■ **Input material**:
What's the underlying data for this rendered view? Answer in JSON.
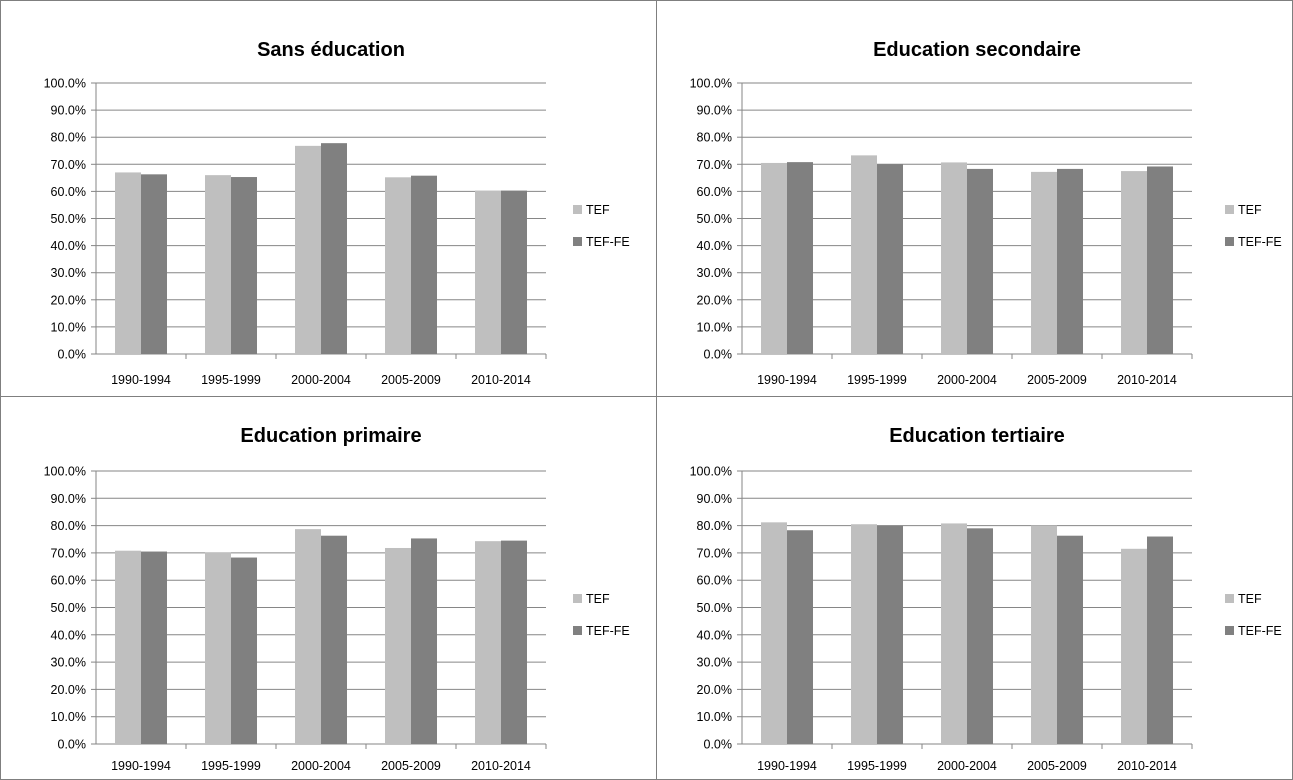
{
  "colors": {
    "TEF": "#bfbfbf",
    "TEF-FE": "#808080",
    "grid": "#868686",
    "border": "#7f7f7f"
  },
  "chart_data": [
    {
      "type": "bar",
      "title": "Sans éducation",
      "categories": [
        "1990-1994",
        "1995-1999",
        "2000-2004",
        "2005-2009",
        "2010-2014"
      ],
      "series": [
        {
          "name": "TEF",
          "values": [
            0.67,
            0.66,
            0.768,
            0.652,
            0.603
          ]
        },
        {
          "name": "TEF-FE",
          "values": [
            0.663,
            0.653,
            0.778,
            0.658,
            0.603
          ]
        }
      ],
      "ylim": [
        0,
        1
      ],
      "yticks": [
        "0.0%",
        "10.0%",
        "20.0%",
        "30.0%",
        "40.0%",
        "50.0%",
        "60.0%",
        "70.0%",
        "80.0%",
        "90.0%",
        "100.0%"
      ],
      "grid": true,
      "legend": "right"
    },
    {
      "type": "bar",
      "title": "Education secondaire",
      "categories": [
        "1990-1994",
        "1995-1999",
        "2000-2004",
        "2005-2009",
        "2010-2014"
      ],
      "series": [
        {
          "name": "TEF",
          "values": [
            0.705,
            0.733,
            0.707,
            0.672,
            0.675
          ]
        },
        {
          "name": "TEF-FE",
          "values": [
            0.708,
            0.7,
            0.683,
            0.683,
            0.692
          ]
        }
      ],
      "ylim": [
        0,
        1
      ],
      "yticks": [
        "0.0%",
        "10.0%",
        "20.0%",
        "30.0%",
        "40.0%",
        "50.0%",
        "60.0%",
        "70.0%",
        "80.0%",
        "90.0%",
        "100.0%"
      ],
      "grid": true,
      "legend": "right"
    },
    {
      "type": "bar",
      "title": "Education primaire",
      "categories": [
        "1990-1994",
        "1995-1999",
        "2000-2004",
        "2005-2009",
        "2010-2014"
      ],
      "series": [
        {
          "name": "TEF",
          "values": [
            0.708,
            0.702,
            0.787,
            0.718,
            0.743
          ]
        },
        {
          "name": "TEF-FE",
          "values": [
            0.705,
            0.683,
            0.763,
            0.753,
            0.745
          ]
        }
      ],
      "ylim": [
        0,
        1
      ],
      "yticks": [
        "0.0%",
        "10.0%",
        "20.0%",
        "30.0%",
        "40.0%",
        "50.0%",
        "60.0%",
        "70.0%",
        "80.0%",
        "90.0%",
        "100.0%"
      ],
      "grid": true,
      "legend": "right"
    },
    {
      "type": "bar",
      "title": "Education tertiaire",
      "categories": [
        "1990-1994",
        "1995-1999",
        "2000-2004",
        "2005-2009",
        "2010-2014"
      ],
      "series": [
        {
          "name": "TEF",
          "values": [
            0.812,
            0.805,
            0.808,
            0.8,
            0.715
          ]
        },
        {
          "name": "TEF-FE",
          "values": [
            0.783,
            0.8,
            0.79,
            0.763,
            0.76
          ]
        }
      ],
      "ylim": [
        0,
        1
      ],
      "yticks": [
        "0.0%",
        "10.0%",
        "20.0%",
        "30.0%",
        "40.0%",
        "50.0%",
        "60.0%",
        "70.0%",
        "80.0%",
        "90.0%",
        "100.0%"
      ],
      "grid": true,
      "legend": "right"
    }
  ]
}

■ **Set task**: Every line above should be repeated exactly; pictures stay out of the copy.

■ **Answer to this task**:
What's the underlying data for this rendered view? Answer in JSON.
{
  "colors": {
    "TEF": "#bfbfbf",
    "TEF-FE": "#808080",
    "grid": "#868686",
    "border": "#7f7f7f"
  },
  "chart_data": [
    {
      "type": "bar",
      "title": "Sans éducation",
      "categories": [
        "1990-1994",
        "1995-1999",
        "2000-2004",
        "2005-2009",
        "2010-2014"
      ],
      "series": [
        {
          "name": "TEF",
          "values": [
            0.67,
            0.66,
            0.768,
            0.652,
            0.603
          ]
        },
        {
          "name": "TEF-FE",
          "values": [
            0.663,
            0.653,
            0.778,
            0.658,
            0.603
          ]
        }
      ],
      "ylim": [
        0,
        1
      ],
      "yticks": [
        "0.0%",
        "10.0%",
        "20.0%",
        "30.0%",
        "40.0%",
        "50.0%",
        "60.0%",
        "70.0%",
        "80.0%",
        "90.0%",
        "100.0%"
      ],
      "grid": true,
      "legend": "right"
    },
    {
      "type": "bar",
      "title": "Education secondaire",
      "categories": [
        "1990-1994",
        "1995-1999",
        "2000-2004",
        "2005-2009",
        "2010-2014"
      ],
      "series": [
        {
          "name": "TEF",
          "values": [
            0.705,
            0.733,
            0.707,
            0.672,
            0.675
          ]
        },
        {
          "name": "TEF-FE",
          "values": [
            0.708,
            0.7,
            0.683,
            0.683,
            0.692
          ]
        }
      ],
      "ylim": [
        0,
        1
      ],
      "yticks": [
        "0.0%",
        "10.0%",
        "20.0%",
        "30.0%",
        "40.0%",
        "50.0%",
        "60.0%",
        "70.0%",
        "80.0%",
        "90.0%",
        "100.0%"
      ],
      "grid": true,
      "legend": "right"
    },
    {
      "type": "bar",
      "title": "Education primaire",
      "categories": [
        "1990-1994",
        "1995-1999",
        "2000-2004",
        "2005-2009",
        "2010-2014"
      ],
      "series": [
        {
          "name": "TEF",
          "values": [
            0.708,
            0.702,
            0.787,
            0.718,
            0.743
          ]
        },
        {
          "name": "TEF-FE",
          "values": [
            0.705,
            0.683,
            0.763,
            0.753,
            0.745
          ]
        }
      ],
      "ylim": [
        0,
        1
      ],
      "yticks": [
        "0.0%",
        "10.0%",
        "20.0%",
        "30.0%",
        "40.0%",
        "50.0%",
        "60.0%",
        "70.0%",
        "80.0%",
        "90.0%",
        "100.0%"
      ],
      "grid": true,
      "legend": "right"
    },
    {
      "type": "bar",
      "title": "Education tertiaire",
      "categories": [
        "1990-1994",
        "1995-1999",
        "2000-2004",
        "2005-2009",
        "2010-2014"
      ],
      "series": [
        {
          "name": "TEF",
          "values": [
            0.812,
            0.805,
            0.808,
            0.8,
            0.715
          ]
        },
        {
          "name": "TEF-FE",
          "values": [
            0.783,
            0.8,
            0.79,
            0.763,
            0.76
          ]
        }
      ],
      "ylim": [
        0,
        1
      ],
      "yticks": [
        "0.0%",
        "10.0%",
        "20.0%",
        "30.0%",
        "40.0%",
        "50.0%",
        "60.0%",
        "70.0%",
        "80.0%",
        "90.0%",
        "100.0%"
      ],
      "grid": true,
      "legend": "right"
    }
  ]
}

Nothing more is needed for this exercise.